== INFORMATION GIVEN

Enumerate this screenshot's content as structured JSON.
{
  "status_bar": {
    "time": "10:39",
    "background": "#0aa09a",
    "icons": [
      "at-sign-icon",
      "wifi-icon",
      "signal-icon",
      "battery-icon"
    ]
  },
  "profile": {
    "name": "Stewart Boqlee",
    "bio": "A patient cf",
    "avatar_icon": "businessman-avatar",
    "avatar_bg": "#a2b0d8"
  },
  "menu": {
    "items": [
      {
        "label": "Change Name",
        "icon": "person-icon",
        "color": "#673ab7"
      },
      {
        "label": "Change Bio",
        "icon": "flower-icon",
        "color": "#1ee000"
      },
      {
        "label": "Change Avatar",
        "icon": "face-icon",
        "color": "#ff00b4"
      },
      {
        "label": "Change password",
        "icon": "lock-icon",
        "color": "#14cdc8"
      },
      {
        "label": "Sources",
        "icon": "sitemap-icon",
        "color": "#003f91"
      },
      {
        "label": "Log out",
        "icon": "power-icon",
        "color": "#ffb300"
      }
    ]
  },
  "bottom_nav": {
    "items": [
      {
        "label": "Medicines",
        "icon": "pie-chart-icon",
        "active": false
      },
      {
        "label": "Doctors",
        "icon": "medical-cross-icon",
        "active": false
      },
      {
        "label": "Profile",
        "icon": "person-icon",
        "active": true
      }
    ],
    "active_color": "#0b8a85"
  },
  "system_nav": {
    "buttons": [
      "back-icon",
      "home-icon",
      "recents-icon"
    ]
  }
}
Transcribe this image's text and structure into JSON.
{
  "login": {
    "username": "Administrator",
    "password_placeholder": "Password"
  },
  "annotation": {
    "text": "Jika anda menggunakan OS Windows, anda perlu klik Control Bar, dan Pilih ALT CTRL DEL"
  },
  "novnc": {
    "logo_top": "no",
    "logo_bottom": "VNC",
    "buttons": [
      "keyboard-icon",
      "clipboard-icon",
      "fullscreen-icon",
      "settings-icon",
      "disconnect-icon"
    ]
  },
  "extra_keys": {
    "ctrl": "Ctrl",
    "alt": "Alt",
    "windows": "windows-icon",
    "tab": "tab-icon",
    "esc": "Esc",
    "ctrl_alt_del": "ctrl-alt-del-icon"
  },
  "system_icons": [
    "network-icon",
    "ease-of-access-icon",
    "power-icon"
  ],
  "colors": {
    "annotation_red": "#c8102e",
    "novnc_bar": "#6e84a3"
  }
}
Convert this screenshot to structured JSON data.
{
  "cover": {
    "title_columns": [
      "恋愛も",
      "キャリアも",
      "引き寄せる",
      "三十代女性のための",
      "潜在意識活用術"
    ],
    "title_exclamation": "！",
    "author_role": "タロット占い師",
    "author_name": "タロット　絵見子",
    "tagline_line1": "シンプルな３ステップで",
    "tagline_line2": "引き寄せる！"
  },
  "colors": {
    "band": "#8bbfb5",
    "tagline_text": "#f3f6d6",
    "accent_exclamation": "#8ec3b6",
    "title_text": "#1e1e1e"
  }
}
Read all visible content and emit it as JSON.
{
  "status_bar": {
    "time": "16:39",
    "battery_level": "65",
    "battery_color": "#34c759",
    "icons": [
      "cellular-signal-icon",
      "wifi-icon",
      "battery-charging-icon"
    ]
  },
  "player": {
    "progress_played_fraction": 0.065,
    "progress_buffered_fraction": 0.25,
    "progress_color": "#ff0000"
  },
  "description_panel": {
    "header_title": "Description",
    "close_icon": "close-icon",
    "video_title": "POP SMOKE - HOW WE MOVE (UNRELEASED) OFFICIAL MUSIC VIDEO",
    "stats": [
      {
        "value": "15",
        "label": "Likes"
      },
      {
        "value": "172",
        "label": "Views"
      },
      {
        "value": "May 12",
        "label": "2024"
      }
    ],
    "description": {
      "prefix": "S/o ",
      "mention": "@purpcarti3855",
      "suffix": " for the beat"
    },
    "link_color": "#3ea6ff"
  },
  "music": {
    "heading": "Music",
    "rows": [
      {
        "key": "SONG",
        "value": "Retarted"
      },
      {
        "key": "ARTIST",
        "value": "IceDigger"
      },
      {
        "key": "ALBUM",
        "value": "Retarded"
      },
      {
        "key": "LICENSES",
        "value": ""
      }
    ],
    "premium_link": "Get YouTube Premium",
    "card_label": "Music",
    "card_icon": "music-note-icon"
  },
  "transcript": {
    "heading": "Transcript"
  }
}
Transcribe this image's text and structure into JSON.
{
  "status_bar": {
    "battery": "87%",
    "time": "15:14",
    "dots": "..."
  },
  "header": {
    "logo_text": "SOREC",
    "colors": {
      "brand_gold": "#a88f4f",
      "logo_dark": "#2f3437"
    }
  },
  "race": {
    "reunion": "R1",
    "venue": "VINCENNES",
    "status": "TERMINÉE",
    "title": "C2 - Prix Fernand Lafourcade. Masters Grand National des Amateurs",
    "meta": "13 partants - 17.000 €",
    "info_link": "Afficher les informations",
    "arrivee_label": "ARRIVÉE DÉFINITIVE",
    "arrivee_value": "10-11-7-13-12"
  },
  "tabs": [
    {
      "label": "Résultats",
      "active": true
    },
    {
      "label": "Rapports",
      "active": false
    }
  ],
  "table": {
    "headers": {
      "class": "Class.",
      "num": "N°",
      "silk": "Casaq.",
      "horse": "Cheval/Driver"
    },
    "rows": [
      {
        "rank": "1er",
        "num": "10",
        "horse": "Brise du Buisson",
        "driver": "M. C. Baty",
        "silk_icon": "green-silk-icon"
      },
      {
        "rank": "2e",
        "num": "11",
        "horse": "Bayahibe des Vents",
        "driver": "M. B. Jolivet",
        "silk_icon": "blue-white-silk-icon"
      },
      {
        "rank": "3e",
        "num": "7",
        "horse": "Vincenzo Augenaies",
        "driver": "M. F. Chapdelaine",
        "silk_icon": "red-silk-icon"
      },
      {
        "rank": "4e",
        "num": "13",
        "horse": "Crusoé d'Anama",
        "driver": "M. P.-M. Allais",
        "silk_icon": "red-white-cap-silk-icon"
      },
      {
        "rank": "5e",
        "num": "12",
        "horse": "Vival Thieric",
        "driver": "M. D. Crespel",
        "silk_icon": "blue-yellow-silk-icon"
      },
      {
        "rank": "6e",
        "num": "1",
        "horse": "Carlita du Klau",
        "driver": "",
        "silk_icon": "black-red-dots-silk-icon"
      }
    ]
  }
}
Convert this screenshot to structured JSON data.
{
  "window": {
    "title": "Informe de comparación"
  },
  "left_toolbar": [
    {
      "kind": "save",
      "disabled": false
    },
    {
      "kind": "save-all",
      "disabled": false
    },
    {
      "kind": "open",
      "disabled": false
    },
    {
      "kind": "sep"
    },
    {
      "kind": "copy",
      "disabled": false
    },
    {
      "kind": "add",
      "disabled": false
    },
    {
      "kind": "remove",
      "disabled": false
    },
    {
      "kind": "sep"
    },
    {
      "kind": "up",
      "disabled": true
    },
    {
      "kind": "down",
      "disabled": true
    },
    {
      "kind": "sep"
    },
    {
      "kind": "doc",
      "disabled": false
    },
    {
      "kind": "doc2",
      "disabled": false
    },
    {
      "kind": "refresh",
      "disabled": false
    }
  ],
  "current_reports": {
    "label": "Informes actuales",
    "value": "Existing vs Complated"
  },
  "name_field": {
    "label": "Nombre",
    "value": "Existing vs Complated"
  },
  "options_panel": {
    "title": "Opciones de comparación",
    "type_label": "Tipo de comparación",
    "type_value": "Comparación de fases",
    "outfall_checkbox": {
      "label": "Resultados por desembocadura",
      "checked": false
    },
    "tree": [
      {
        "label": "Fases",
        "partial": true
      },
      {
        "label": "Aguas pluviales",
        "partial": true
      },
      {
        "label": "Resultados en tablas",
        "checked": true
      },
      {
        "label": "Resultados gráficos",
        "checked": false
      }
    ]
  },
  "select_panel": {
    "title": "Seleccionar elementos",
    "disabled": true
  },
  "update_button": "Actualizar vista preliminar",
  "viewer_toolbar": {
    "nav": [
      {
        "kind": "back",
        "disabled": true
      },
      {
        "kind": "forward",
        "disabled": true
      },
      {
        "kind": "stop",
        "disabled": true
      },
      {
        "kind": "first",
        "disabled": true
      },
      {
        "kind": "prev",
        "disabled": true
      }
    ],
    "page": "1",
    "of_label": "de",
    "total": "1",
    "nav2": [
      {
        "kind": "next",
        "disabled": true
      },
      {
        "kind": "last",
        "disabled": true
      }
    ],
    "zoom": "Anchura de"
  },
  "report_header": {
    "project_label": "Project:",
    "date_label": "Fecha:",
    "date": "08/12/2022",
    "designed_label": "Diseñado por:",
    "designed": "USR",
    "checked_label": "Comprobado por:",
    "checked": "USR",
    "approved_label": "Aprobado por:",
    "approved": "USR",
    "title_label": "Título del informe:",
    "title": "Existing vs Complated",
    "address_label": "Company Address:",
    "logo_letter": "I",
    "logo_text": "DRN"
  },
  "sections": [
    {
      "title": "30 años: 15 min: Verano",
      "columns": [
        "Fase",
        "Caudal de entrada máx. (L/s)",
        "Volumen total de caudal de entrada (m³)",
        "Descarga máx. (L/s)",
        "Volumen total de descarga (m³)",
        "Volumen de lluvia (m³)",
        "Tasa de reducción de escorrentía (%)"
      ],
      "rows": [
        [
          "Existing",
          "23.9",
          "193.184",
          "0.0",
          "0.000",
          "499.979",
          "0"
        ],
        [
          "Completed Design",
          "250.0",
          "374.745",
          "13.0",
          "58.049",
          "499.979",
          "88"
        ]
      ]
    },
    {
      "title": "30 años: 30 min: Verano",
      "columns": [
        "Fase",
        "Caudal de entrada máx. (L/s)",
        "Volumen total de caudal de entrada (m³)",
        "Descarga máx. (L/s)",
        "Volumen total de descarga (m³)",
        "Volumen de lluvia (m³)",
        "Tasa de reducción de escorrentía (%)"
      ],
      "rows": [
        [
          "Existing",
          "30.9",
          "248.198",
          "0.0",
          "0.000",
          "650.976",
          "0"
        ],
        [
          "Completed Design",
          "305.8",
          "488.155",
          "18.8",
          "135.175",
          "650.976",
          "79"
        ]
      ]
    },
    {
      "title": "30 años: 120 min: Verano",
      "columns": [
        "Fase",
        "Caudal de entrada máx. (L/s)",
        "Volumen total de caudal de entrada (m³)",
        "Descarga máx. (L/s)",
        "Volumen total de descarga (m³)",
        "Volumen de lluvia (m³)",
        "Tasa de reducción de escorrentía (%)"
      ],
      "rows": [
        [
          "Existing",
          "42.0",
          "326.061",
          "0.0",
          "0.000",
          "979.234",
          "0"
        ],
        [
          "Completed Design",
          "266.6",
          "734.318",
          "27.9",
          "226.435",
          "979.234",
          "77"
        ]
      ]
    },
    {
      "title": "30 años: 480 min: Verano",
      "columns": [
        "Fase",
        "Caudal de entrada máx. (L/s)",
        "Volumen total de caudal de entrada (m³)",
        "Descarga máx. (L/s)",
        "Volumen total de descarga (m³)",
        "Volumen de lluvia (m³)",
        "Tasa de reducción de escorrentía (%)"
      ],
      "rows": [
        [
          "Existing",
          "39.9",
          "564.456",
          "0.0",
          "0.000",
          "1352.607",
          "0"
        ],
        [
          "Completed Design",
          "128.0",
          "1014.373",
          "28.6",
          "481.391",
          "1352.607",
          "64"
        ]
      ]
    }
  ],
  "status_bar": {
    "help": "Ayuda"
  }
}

====

EXERCISE OBJECTIVE:
Show every line from the listing above in which the string "silk" appears.

EXERCISE ANSWER:
      "silk": "Casaq.",
        "silk_icon": "green-silk-icon"
        "silk_icon": "blue-white-silk-icon"
        "silk_icon": "red-silk-icon"
        "silk_icon": "red-white-cap-silk-icon"
        "silk_icon": "blue-yellow-silk-icon"
        "silk_icon": "black-red-dots-silk-icon"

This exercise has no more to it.